Excerpt:
___

Gasly expressed frustration once more as he questioned over the radio why his Alpine was so slow compared to the opening laps, and his engineer duly confirmed that some damage had been picked up in the contact with Hamilton but urged him to push on nonetheless.

As the race neared its halfway mark, Perez made up another place by slipping past Piastri for fifth, while Hamilton had moved up to eighth from AlphaTauri pair Tsunoda and Ricciardo, who swapped positions on their differing tyre strategies to maximise the team’s points potential.

On Lap 33, Gasly kicked off the second round of pit stops, this time changing tyres before team mate Ocon, with Norris coming on the next tour and attention then turning to what Verstappen, Leclerc and the rest of the front-running group would do.

Mercedes responded by calling Russell in a lap later, with the Briton taking to the radio to ask: “Are you sure we can’t make the one-stop work? The tyres feel reasonable.” He ultimately pitted and came back out just ahead of Norris, being told as he exited the pits that his out lap would be “critical”.

Russell’s stop in turn forced Ferrari into action, with Leclerc following the trend of taking on more hard tyres and rejoining in front of Russell and Norris, while leader Verstappen told Red Bull he was happy for them to pit team mate Perez before him if needed.

With the second stops rolling in, there was more drama for Hamilton when he came close to hitting Alonso as the pair approached Turn 5, claiming he was brake-tested by the Aston Martin ahead of DRS coming into play – the stewards noting the incident for erratic driving but opting against any further action.

At this point, Russell asked the Mercedes pit wall how the championship situation was looking, with Ferrari putting themselves in position to leapfrog the Silver Arrows for second in the constructors’ standings as the race entered its final 20 laps.

Lap 43 saw Perez pit again from second position, putting on more hard tyres and coming back out in sixth position, with team mate Verstappen doing the same from the lead one tour later, meaning Red Bull’s final planned pit stops of the year were done and dusted.

42 year old Fernando Alonso secured P4 in the standings with a seventh place finish.

“The downshifts are pulling a lot,” Verstappen reported over the radio shortly after making his second stop, asking if anything could be done to improve the situation, while Perez lit up the timesheets to pass Tsunoda and close in on Norris’ McLaren.

Hamilton and Gasly’s races took another turn in the closing stages when the stewards noted a potential pit lane infringement and then confirmed that they would be investigating it further after the race.

Perez had arrived at the rear of Norris’ car on Lap 48 and attempted a move into the Turn 6/7 chicane, only for the pair to bang wheels. “He crashed into me,” was Norris’ view after taking to the run-off and maintaining the position, while Perez argued that “he turned into me”.

___

Exercise data:
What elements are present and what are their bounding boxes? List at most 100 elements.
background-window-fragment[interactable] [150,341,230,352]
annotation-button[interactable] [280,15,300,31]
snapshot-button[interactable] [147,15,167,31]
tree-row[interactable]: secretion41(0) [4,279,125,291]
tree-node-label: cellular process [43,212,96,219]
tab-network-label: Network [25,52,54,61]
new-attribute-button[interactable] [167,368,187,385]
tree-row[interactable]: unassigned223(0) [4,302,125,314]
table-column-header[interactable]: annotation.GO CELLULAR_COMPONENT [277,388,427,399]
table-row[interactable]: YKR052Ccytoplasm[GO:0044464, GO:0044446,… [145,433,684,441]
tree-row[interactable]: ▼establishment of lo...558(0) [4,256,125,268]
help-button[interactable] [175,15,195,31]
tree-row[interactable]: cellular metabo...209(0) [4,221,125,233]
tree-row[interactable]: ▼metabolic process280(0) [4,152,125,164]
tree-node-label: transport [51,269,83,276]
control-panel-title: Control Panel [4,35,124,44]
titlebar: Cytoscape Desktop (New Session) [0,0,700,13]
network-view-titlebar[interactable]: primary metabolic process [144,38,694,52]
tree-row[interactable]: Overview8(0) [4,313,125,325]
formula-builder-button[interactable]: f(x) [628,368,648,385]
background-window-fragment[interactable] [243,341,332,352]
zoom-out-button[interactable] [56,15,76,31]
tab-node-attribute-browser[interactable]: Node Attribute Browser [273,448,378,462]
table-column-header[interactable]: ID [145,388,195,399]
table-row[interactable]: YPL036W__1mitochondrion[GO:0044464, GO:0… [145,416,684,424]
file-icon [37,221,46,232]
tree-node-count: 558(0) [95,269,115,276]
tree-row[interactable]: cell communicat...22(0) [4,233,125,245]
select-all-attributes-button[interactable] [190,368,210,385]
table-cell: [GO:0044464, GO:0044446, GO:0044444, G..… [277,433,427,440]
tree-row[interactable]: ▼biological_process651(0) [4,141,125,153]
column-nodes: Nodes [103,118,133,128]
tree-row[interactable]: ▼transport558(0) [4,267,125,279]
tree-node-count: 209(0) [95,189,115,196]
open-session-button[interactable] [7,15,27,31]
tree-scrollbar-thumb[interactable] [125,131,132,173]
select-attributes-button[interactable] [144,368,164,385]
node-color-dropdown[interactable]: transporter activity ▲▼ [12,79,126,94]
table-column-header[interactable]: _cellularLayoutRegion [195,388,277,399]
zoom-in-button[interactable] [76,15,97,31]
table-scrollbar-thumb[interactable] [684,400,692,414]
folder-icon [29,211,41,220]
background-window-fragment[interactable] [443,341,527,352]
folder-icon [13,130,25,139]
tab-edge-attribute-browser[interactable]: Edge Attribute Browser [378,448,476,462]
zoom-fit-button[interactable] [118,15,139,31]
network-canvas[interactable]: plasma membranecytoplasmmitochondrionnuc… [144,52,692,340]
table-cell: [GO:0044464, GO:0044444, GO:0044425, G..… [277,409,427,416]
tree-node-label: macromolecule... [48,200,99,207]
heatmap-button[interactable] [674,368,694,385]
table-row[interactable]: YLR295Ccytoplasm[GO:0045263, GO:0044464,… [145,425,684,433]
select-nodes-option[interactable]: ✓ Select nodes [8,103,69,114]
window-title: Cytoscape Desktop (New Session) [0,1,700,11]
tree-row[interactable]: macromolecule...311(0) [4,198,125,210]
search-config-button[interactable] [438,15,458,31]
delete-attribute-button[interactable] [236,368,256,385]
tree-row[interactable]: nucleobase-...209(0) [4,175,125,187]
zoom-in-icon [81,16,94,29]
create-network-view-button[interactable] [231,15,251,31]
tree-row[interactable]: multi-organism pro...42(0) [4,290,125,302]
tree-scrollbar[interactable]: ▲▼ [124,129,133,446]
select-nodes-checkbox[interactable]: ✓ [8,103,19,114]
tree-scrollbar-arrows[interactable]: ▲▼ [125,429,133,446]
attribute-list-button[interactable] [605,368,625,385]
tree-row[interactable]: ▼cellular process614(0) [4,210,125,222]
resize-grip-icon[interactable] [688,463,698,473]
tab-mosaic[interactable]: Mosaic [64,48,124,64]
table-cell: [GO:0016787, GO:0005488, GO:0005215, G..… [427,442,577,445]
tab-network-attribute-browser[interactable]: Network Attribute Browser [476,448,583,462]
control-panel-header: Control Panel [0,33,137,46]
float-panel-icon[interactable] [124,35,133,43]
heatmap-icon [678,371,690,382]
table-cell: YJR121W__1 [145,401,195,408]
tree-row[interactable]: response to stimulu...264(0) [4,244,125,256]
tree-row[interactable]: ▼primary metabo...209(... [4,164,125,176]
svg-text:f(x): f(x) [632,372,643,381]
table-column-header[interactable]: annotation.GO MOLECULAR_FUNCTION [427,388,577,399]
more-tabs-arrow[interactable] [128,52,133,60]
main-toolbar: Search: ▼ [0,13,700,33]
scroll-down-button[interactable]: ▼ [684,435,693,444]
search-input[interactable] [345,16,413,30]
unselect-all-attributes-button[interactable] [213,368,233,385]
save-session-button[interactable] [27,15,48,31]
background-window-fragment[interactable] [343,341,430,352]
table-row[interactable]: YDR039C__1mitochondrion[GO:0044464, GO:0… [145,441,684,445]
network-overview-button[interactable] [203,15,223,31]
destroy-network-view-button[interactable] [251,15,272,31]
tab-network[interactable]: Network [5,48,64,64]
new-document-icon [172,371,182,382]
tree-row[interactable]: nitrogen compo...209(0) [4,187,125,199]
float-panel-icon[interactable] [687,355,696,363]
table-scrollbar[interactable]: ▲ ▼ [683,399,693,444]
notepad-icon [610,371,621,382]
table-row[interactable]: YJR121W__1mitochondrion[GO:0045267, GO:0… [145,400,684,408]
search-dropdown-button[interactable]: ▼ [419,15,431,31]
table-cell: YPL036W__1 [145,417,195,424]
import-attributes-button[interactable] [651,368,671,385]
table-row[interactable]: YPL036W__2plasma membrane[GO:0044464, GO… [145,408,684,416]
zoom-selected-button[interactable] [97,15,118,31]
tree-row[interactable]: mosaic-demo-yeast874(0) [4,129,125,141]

___

Problem description: In the race report, why did AlphaTauri teammates Tsunoda and Ricciardo swap positions?

Answer section: Tsunoda and Ricciardo were running differing tire strategies, so they swapped positions to maximize AlphaTauri's points potential.